Your instructions — Copy out each line of the material below that holds the string "RECEIVING".

Provided data —
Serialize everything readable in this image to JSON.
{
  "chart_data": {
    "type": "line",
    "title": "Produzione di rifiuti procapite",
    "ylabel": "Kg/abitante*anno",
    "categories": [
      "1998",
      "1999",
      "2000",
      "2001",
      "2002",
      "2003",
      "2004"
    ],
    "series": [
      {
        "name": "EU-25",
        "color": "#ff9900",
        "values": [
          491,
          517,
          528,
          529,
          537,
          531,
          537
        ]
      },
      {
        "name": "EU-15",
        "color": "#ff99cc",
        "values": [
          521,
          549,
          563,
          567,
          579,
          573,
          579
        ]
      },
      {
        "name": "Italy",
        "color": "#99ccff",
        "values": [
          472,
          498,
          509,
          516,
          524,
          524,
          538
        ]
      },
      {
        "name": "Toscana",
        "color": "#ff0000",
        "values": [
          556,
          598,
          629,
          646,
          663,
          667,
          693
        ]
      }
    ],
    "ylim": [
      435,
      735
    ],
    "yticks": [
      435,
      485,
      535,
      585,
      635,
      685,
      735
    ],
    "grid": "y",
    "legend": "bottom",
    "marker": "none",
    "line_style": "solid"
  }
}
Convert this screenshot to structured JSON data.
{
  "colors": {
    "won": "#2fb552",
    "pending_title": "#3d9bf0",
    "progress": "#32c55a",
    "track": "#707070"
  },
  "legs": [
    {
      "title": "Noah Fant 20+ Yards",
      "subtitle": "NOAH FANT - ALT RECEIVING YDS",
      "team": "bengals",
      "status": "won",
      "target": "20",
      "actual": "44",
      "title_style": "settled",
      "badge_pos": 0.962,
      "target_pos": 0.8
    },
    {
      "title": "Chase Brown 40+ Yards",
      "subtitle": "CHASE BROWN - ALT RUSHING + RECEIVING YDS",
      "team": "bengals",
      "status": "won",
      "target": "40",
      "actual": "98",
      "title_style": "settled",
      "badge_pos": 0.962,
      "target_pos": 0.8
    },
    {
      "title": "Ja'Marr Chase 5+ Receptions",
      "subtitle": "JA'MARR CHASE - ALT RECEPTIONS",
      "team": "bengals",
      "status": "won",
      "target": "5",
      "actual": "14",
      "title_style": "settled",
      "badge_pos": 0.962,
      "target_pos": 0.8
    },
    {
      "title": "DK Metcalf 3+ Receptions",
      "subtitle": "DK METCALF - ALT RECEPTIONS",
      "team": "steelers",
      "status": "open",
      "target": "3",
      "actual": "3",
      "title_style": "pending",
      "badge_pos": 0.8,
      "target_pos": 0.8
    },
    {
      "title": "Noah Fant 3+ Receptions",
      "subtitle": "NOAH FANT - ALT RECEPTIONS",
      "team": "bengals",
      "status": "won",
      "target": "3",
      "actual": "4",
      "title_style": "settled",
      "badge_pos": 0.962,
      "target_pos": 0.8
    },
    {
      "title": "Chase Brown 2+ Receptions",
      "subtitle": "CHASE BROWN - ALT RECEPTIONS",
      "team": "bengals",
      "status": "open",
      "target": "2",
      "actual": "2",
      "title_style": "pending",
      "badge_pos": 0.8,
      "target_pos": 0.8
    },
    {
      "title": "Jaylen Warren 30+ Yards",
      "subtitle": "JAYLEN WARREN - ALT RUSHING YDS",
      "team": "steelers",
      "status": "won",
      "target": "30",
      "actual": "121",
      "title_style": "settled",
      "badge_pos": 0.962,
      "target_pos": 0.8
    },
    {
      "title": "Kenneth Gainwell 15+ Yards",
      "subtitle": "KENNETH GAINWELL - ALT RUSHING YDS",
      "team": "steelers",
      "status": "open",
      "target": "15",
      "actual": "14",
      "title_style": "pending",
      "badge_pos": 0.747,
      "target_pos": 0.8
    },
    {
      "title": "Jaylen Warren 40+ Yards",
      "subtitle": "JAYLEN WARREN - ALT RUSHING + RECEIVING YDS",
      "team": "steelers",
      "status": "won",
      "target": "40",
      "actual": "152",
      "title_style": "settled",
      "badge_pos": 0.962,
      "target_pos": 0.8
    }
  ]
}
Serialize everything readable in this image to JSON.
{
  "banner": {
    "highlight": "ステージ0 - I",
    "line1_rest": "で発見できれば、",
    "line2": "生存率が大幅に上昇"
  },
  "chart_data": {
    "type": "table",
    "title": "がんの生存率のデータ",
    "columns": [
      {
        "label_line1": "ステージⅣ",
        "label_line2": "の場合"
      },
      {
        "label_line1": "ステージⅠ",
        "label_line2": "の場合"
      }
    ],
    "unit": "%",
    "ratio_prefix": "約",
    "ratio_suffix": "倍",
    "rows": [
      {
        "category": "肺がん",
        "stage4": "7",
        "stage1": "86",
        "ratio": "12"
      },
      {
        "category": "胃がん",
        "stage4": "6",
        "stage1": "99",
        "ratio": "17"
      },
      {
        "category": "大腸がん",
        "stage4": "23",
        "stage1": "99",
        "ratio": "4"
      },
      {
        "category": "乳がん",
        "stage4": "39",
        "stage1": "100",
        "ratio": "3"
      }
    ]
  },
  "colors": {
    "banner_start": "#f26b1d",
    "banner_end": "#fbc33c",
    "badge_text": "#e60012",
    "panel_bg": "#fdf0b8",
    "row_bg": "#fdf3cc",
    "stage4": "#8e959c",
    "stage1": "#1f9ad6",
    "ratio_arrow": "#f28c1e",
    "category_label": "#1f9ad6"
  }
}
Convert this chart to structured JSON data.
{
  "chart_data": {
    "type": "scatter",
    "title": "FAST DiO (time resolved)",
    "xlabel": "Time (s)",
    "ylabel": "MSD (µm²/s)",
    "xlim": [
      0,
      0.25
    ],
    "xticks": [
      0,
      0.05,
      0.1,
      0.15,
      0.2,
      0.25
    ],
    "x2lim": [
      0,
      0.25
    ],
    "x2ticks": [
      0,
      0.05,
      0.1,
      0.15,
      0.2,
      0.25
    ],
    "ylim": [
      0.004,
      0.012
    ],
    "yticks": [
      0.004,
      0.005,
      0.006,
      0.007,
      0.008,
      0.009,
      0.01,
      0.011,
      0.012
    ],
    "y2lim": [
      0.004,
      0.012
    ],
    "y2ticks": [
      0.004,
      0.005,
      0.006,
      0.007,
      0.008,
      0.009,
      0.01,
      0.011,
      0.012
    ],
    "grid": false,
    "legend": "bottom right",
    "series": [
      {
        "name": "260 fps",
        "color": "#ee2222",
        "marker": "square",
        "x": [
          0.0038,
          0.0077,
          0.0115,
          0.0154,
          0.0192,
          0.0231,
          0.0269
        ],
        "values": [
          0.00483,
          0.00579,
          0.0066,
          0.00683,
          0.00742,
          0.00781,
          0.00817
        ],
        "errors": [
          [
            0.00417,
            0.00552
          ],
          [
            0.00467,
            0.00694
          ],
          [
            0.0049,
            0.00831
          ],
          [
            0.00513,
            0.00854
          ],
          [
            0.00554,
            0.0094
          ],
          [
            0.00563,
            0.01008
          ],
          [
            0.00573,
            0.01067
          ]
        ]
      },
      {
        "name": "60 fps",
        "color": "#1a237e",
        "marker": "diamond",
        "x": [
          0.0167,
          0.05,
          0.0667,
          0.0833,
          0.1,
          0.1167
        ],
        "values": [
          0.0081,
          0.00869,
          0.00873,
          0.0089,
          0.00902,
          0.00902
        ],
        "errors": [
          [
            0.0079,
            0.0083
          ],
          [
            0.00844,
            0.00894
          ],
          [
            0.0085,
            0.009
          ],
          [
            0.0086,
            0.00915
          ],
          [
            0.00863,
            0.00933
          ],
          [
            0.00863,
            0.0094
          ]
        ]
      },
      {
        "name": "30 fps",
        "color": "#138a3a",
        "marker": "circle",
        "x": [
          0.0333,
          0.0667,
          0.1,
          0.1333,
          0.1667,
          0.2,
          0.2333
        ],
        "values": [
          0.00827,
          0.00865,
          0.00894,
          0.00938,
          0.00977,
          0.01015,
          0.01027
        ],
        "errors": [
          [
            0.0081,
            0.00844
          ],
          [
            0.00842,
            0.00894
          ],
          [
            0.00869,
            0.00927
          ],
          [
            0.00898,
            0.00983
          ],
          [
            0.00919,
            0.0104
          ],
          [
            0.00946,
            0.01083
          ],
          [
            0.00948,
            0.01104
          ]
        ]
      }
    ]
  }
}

Task response —
      "subtitle": "NOAH FANT - ALT RECEIVING YDS",
      "subtitle": "CHASE BROWN - ALT RUSHING + RECEIVING YDS",
      "subtitle": "JAYLEN WARREN - ALT RUSHING + RECEIVING YDS",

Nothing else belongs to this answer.